-- BEGIN Records for the task --
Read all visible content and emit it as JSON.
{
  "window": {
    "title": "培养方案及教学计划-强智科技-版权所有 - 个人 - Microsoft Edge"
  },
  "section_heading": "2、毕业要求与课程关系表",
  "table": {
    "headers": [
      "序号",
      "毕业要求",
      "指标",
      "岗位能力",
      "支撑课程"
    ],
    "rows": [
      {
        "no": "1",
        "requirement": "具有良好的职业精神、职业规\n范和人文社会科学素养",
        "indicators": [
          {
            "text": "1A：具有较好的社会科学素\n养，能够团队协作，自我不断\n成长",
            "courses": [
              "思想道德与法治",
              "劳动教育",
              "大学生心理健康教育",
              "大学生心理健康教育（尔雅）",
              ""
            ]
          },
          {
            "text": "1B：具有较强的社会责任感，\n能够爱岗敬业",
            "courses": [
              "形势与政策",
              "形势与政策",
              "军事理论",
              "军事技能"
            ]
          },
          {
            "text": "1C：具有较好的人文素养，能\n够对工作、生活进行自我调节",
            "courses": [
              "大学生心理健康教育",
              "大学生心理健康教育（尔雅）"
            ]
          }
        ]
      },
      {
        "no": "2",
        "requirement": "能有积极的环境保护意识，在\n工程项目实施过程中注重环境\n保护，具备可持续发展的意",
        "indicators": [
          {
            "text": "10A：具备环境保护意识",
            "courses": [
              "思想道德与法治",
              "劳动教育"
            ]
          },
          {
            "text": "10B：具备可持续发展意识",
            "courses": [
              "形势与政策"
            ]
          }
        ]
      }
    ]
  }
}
-- END Records for the task --
-- BEGIN Records for the task --
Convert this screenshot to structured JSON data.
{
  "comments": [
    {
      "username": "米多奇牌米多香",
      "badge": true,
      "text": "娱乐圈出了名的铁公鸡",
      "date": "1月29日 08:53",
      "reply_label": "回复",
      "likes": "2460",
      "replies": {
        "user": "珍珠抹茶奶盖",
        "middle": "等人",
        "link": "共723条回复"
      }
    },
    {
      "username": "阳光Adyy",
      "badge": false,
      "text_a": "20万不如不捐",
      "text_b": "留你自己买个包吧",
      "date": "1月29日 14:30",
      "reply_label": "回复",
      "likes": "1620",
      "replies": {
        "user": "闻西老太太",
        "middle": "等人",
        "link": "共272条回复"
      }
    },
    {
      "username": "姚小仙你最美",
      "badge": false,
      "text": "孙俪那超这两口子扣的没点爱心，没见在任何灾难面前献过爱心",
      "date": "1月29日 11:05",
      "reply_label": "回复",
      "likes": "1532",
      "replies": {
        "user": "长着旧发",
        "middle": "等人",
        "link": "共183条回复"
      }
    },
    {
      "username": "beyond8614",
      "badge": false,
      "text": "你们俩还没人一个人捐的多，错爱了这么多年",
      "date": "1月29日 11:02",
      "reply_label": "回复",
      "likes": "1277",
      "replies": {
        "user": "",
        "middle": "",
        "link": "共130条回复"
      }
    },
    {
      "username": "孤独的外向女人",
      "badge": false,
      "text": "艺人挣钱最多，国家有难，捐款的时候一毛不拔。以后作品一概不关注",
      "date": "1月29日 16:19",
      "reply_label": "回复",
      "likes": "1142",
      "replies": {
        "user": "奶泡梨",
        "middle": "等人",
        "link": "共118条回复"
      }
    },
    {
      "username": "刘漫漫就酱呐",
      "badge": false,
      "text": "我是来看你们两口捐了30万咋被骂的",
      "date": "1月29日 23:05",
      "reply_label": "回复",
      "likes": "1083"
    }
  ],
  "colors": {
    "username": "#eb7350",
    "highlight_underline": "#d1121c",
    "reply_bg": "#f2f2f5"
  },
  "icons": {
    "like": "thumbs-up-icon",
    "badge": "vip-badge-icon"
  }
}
-- END Records for the task --
● Written exercise
Go over the records above and tally each line that includes "link". Give the total by itself.

● Exercise result
5